> AIM: Looking through the listing, how many of its lines hold the word "dróg"? Answer with only the number.

> MATERIAL PROVIDED:

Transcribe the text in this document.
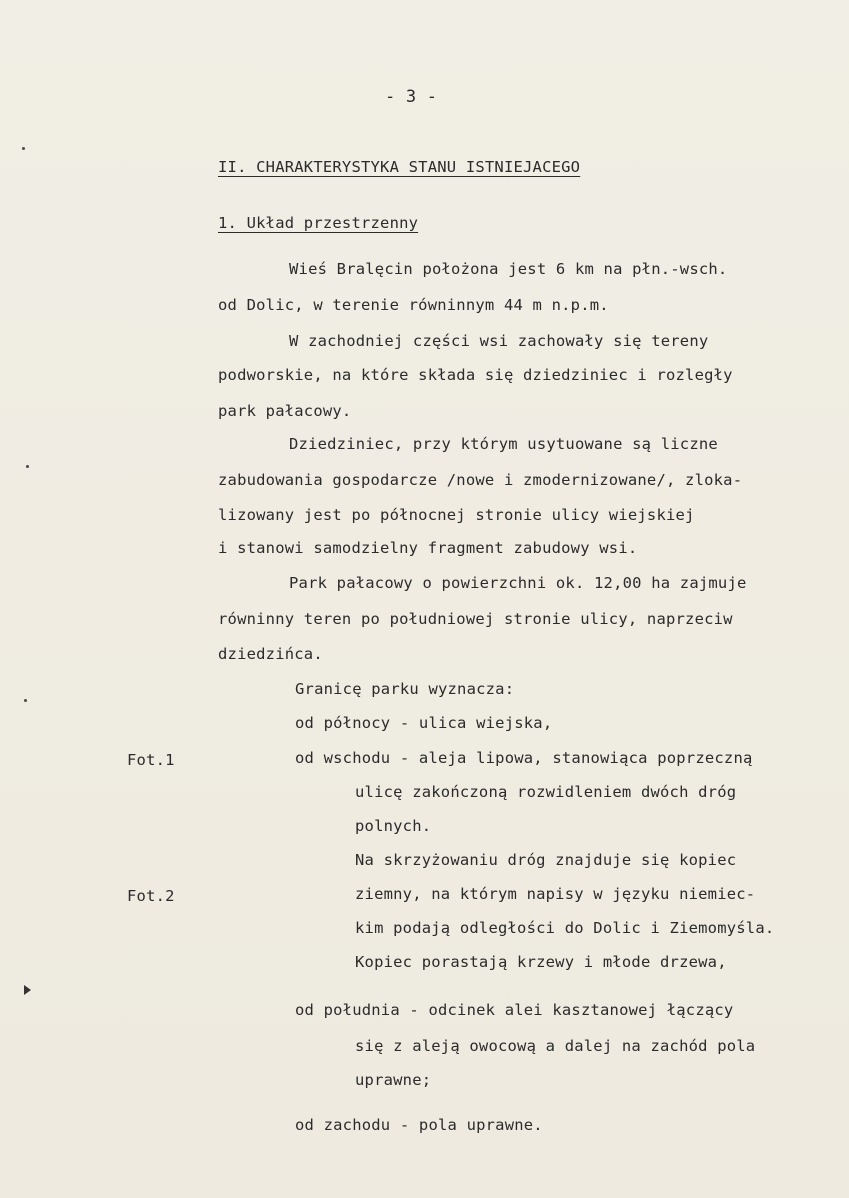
- 3 -
II. CHARAKTERYSTYKA STANU ISTNIEJACEGO
1. Układ przestrzenny
Wieś Bralęcin położona jest 6 km na płn.-wsch.
od Dolic, w terenie równinnym 44 m n.p.m.
W zachodniej części wsi zachowały się tereny
podworskie, na które składa się dziedziniec i rozległy
park pałacowy.
Dziedziniec, przy którym usytuowane są liczne
zabudowania gospodarcze /nowe i zmodernizowane/, zloka-
lizowany jest po północnej stronie ulicy wiejskiej
i stanowi samodzielny fragment zabudowy wsi.
Park pałacowy o powierzchni ok. 12,00 ha zajmuje
równinny teren po południowej stronie ulicy, naprzeciw
dziedzińca.
Granicę parku wyznacza:
od północy - ulica wiejska,
Fot.1	od wschodu - aleja lipowa, stanowiąca poprzeczną
ulicę zakończoną rozwidleniem dwóch dróg
polnych.
Na skrzyżowaniu dróg znajduje się kopiec
Fot.2	ziemny, na którym napisy w języku niemiec-
kim podają odległości do Dolic i Ziemomyśla.
Kopiec porastają krzewy i młode drzewa,
od południa - odcinek alei kasztanowej łączący
się z aleją owocową a dalej na zachód pola
uprawne;
od zachodu - pola uprawne.
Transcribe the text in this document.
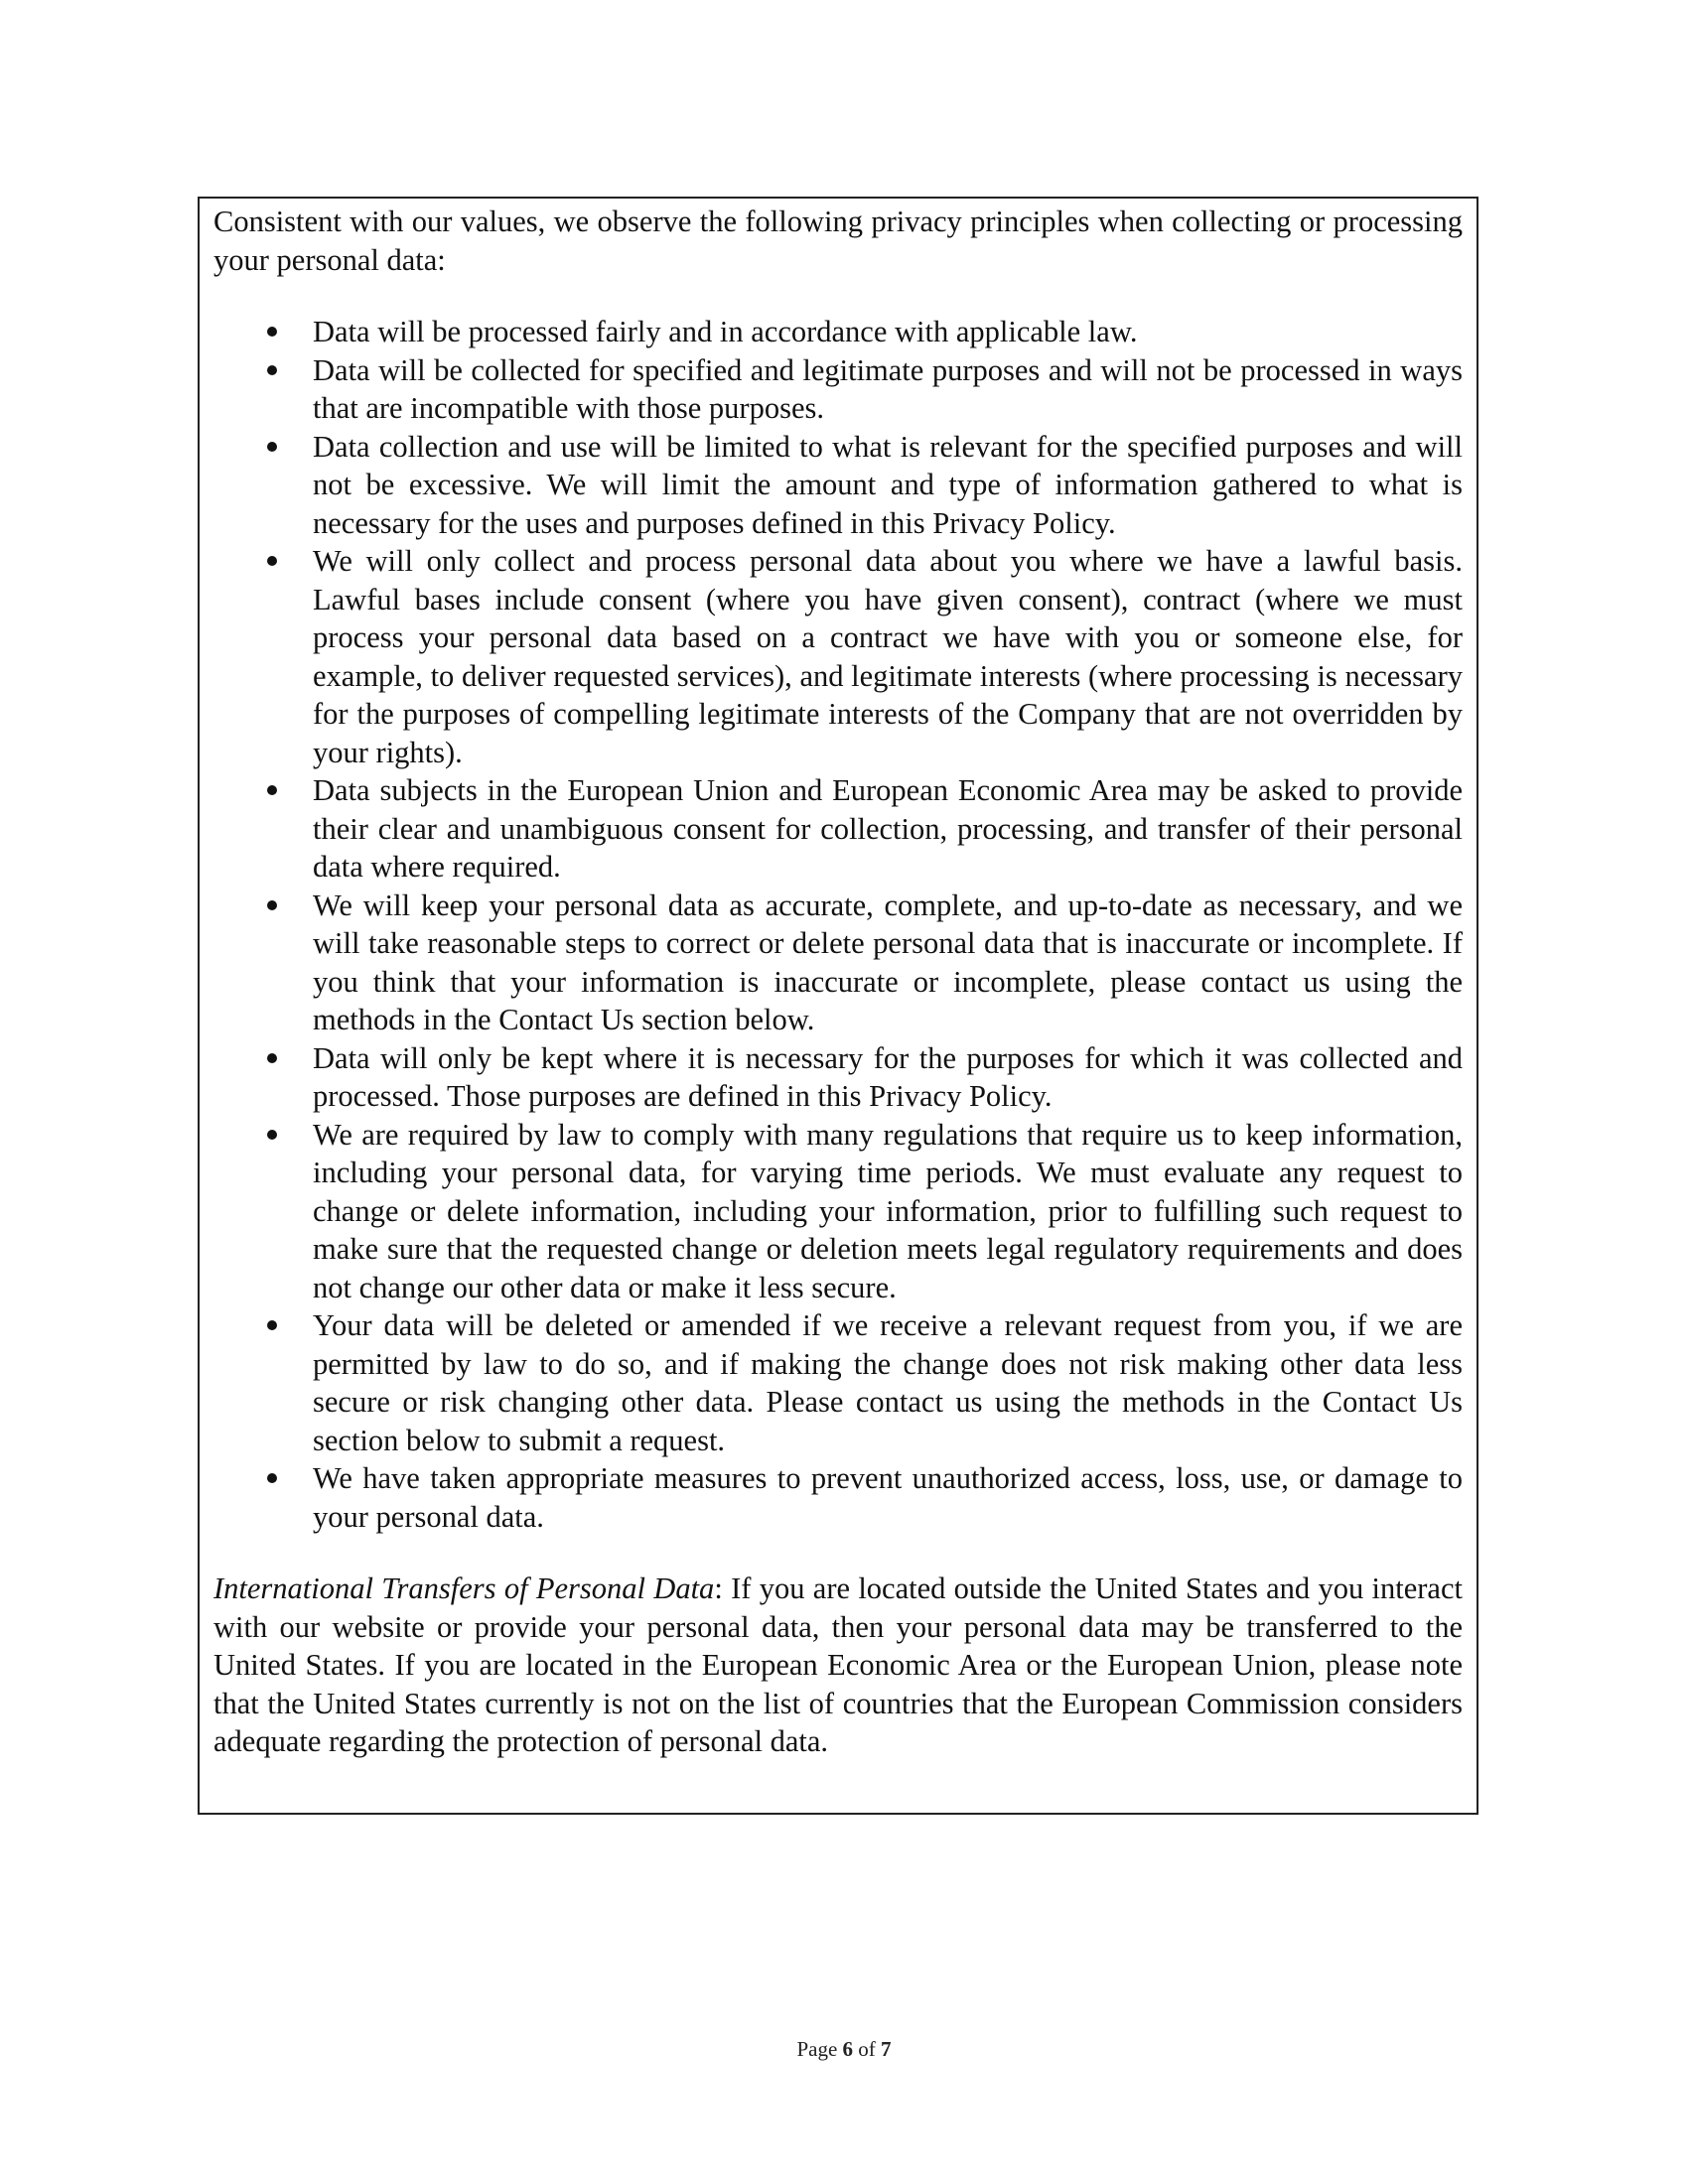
Consistent with our values, we observe the following privacy principles when collecting or processing your personal data:

Data will be processed fairly and in accordance with applicable law.
Data will be collected for specified and legitimate purposes and will not be processed in ways that are incompatible with those purposes.
Data collection and use will be limited to what is relevant for the specified purposes and will not be excessive. We will limit the amount and type of information gathered to what is necessary for the uses and purposes defined in this Privacy Policy.
We will only collect and process personal data about you where we have a lawful basis. Lawful bases include consent (where you have given consent), contract (where we must process your personal data based on a contract we have with you or someone else, for example, to deliver requested services), and legitimate interests (where processing is necessary for the purposes of compelling legitimate interests of the Company that are not overridden by your rights).
Data subjects in the European Union and European Economic Area may be asked to provide their clear and unambiguous consent for collection, processing, and transfer of their personal data where required.
We will keep your personal data as accurate, complete, and up-to-date as necessary, and we will take reasonable steps to correct or delete personal data that is inaccurate or incomplete. If you think that your information is inaccurate or incomplete, please contact us using the methods in the Contact Us section below.
Data will only be kept where it is necessary for the purposes for which it was collected and processed. Those purposes are defined in this Privacy Policy.
We are required by law to comply with many regulations that require us to keep information, including your personal data, for varying time periods. We must evaluate any request to change or delete information, including your information, prior to fulfilling such request to make sure that the requested change or deletion meets legal regulatory requirements and does not change our other data or make it less secure.
Your data will be deleted or amended if we receive a relevant request from you, if we are permitted by law to do so, and if making the change does not risk making other data less secure or risk changing other data. Please contact us using the methods in the Contact Us section below to submit a request.
We have taken appropriate measures to prevent unauthorized access, loss, use, or damage to your personal data.

International Transfers of Personal Data: If you are located outside the United States and you interact with our website or provide your personal data, then your personal data may be transferred to the United States. If you are located in the European Economic Area or the European Union, please note that the United States currently is not on the list of countries that the European Commission considers adequate regarding the protection of personal data.

Page 6 of 7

> EXERCISE RESULT: 2